+++ Exercise inputs +++
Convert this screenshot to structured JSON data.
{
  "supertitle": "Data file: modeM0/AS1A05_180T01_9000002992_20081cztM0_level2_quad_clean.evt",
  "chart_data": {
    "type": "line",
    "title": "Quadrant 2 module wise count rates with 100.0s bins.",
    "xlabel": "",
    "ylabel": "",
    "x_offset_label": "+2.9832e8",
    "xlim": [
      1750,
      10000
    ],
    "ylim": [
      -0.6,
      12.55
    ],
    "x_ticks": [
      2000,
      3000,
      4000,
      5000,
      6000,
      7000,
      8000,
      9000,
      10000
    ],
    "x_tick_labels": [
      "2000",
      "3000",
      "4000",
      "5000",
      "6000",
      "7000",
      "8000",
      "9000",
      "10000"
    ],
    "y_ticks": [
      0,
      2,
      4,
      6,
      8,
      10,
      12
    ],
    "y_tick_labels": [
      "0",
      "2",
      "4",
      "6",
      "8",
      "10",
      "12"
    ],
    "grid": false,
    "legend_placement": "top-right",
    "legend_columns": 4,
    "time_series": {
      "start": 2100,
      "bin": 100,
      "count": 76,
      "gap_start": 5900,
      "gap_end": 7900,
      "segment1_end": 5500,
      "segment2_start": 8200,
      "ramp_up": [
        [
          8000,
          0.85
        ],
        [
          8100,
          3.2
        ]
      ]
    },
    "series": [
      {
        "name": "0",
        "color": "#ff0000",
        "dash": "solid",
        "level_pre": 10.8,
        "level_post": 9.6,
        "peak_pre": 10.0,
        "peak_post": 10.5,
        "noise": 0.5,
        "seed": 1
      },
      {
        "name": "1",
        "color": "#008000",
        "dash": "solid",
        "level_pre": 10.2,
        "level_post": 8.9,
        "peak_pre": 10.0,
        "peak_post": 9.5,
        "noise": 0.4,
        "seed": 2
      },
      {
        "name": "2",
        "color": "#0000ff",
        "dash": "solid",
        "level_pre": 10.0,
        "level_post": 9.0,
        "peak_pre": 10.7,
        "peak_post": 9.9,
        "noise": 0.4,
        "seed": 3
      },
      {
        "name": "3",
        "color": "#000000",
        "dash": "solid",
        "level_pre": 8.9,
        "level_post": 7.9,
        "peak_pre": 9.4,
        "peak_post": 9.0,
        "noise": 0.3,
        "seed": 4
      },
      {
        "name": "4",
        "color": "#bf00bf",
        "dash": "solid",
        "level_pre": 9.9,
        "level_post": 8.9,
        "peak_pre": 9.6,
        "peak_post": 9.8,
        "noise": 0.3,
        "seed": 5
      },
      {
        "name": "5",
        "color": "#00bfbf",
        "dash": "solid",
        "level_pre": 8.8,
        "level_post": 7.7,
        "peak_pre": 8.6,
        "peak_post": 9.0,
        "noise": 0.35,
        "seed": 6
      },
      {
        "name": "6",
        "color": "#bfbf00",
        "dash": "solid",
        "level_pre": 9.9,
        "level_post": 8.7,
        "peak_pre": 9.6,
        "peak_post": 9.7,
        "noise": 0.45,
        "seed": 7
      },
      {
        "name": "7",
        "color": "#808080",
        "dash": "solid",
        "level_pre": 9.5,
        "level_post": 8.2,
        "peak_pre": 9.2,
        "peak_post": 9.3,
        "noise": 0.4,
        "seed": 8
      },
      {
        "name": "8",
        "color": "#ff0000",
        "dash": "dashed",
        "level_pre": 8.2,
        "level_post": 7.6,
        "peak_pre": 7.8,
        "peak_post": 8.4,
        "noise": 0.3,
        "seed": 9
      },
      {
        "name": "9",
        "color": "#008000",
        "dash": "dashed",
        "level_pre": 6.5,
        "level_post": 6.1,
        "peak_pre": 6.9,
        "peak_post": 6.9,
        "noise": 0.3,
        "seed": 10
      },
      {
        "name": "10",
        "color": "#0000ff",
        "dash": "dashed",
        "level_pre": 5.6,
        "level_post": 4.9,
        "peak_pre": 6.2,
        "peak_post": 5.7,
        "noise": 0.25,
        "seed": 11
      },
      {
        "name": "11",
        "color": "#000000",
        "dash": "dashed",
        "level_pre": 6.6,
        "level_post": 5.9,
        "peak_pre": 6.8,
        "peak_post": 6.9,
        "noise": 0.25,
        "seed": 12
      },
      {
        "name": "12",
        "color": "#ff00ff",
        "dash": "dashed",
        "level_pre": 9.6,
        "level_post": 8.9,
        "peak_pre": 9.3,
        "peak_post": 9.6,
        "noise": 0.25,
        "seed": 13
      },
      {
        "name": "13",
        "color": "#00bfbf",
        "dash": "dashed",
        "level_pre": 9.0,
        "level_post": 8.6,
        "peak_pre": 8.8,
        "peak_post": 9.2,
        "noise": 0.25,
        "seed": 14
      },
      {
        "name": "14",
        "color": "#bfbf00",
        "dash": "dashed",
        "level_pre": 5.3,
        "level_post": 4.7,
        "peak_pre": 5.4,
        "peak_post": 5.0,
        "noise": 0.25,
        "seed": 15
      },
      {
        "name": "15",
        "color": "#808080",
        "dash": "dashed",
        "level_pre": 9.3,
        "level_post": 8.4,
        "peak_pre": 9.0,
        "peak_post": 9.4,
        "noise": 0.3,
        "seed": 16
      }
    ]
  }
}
+++
Each line must be given again exactly as written above.

Convert this screenshot to structured JSON data.
{
  "supertitle": "Data file: modeM0/AS1A05_180T01_9000002992_20081cztM0_level2_quad_clean.evt",
  "chart_data": {
    "type": "line",
    "title": "Quadrant 2 module wise count rates with 100.0s bins.",
    "xlabel": "",
    "ylabel": "",
    "x_offset_label": "+2.9832e8",
    "xlim": [
      1750,
      10000
    ],
    "ylim": [
      -0.6,
      12.55
    ],
    "x_ticks": [
      2000,
      3000,
      4000,
      5000,
      6000,
      7000,
      8000,
      9000,
      10000
    ],
    "x_tick_labels": [
      "2000",
      "3000",
      "4000",
      "5000",
      "6000",
      "7000",
      "8000",
      "9000",
      "10000"
    ],
    "y_ticks": [
      0,
      2,
      4,
      6,
      8,
      10,
      12
    ],
    "y_tick_labels": [
      "0",
      "2",
      "4",
      "6",
      "8",
      "10",
      "12"
    ],
    "grid": false,
    "legend_placement": "top-right",
    "legend_columns": 4,
    "time_series": {
      "start": 2100,
      "bin": 100,
      "count": 76,
      "gap_start": 5900,
      "gap_end": 7900,
      "segment1_end": 5500,
      "segment2_start": 8200,
      "ramp_up": [
        [
          8000,
          0.85
        ],
        [
          8100,
          3.2
        ]
      ]
    },
    "series": [
      {
        "name": "0",
        "color": "#ff0000",
        "dash": "solid",
        "level_pre": 10.8,
        "level_post": 9.6,
        "peak_pre": 10.0,
        "peak_post": 10.5,
        "noise": 0.5,
        "seed": 1
      },
      {
        "name": "1",
        "color": "#008000",
        "dash": "solid",
        "level_pre": 10.2,
        "level_post": 8.9,
        "peak_pre": 10.0,
        "peak_post": 9.5,
        "noise": 0.4,
        "seed": 2
      },
      {
        "name": "2",
        "color": "#0000ff",
        "dash": "solid",
        "level_pre": 10.0,
        "level_post": 9.0,
        "peak_pre": 10.7,
        "peak_post": 9.9,
        "noise": 0.4,
        "seed": 3
      },
      {
        "name": "3",
        "color": "#000000",
        "dash": "solid",
        "level_pre": 8.9,
        "level_post": 7.9,
        "peak_pre": 9.4,
        "peak_post": 9.0,
        "noise": 0.3,
        "seed": 4
      },
      {
        "name": "4",
        "color": "#bf00bf",
        "dash": "solid",
        "level_pre": 9.9,
        "level_post": 8.9,
        "peak_pre": 9.6,
        "peak_post": 9.8,
        "noise": 0.3,
        "seed": 5
      },
      {
        "name": "5",
        "color": "#00bfbf",
        "dash": "solid",
        "level_pre": 8.8,
        "level_post": 7.7,
        "peak_pre": 8.6,
        "peak_post": 9.0,
        "noise": 0.35,
        "seed": 6
      },
      {
        "name": "6",
        "color": "#bfbf00",
        "dash": "solid",
        "level_pre": 9.9,
        "level_post": 8.7,
        "peak_pre": 9.6,
        "peak_post": 9.7,
        "noise": 0.45,
        "seed": 7
      },
      {
        "name": "7",
        "color": "#808080",
        "dash": "solid",
        "level_pre": 9.5,
        "level_post": 8.2,
        "peak_pre": 9.2,
        "peak_post": 9.3,
        "noise": 0.4,
        "seed": 8
      },
      {
        "name": "8",
        "color": "#ff0000",
        "dash": "dashed",
        "level_pre": 8.2,
        "level_post": 7.6,
        "peak_pre": 7.8,
        "peak_post": 8.4,
        "noise": 0.3,
        "seed": 9
      },
      {
        "name": "9",
        "color": "#008000",
        "dash": "dashed",
        "level_pre": 6.5,
        "level_post": 6.1,
        "peak_pre": 6.9,
        "peak_post": 6.9,
        "noise": 0.3,
        "seed": 10
      },
      {
        "name": "10",
        "color": "#0000ff",
        "dash": "dashed",
        "level_pre": 5.6,
        "level_post": 4.9,
        "peak_pre": 6.2,
        "peak_post": 5.7,
        "noise": 0.25,
        "seed": 11
      },
      {
        "name": "11",
        "color": "#000000",
        "dash": "dashed",
        "level_pre": 6.6,
        "level_post": 5.9,
        "peak_pre": 6.8,
        "peak_post": 6.9,
        "noise": 0.25,
        "seed": 12
      },
      {
        "name": "12",
        "color": "#ff00ff",
        "dash": "dashed",
        "level_pre": 9.6,
        "level_post": 8.9,
        "peak_pre": 9.3,
        "peak_post": 9.6,
        "noise": 0.25,
        "seed": 13
      },
      {
        "name": "13",
        "color": "#00bfbf",
        "dash": "dashed",
        "level_pre": 9.0,
        "level_post": 8.6,
        "peak_pre": 8.8,
        "peak_post": 9.2,
        "noise": 0.25,
        "seed": 14
      },
      {
        "name": "14",
        "color": "#bfbf00",
        "dash": "dashed",
        "level_pre": 5.3,
        "level_post": 4.7,
        "peak_pre": 5.4,
        "peak_post": 5.0,
        "noise": 0.25,
        "seed": 15
      },
      {
        "name": "15",
        "color": "#808080",
        "dash": "dashed",
        "level_pre": 9.3,
        "level_post": 8.4,
        "peak_pre": 9.0,
        "peak_post": 9.4,
        "noise": 0.3,
        "seed": 16
      }
    ]
  }
}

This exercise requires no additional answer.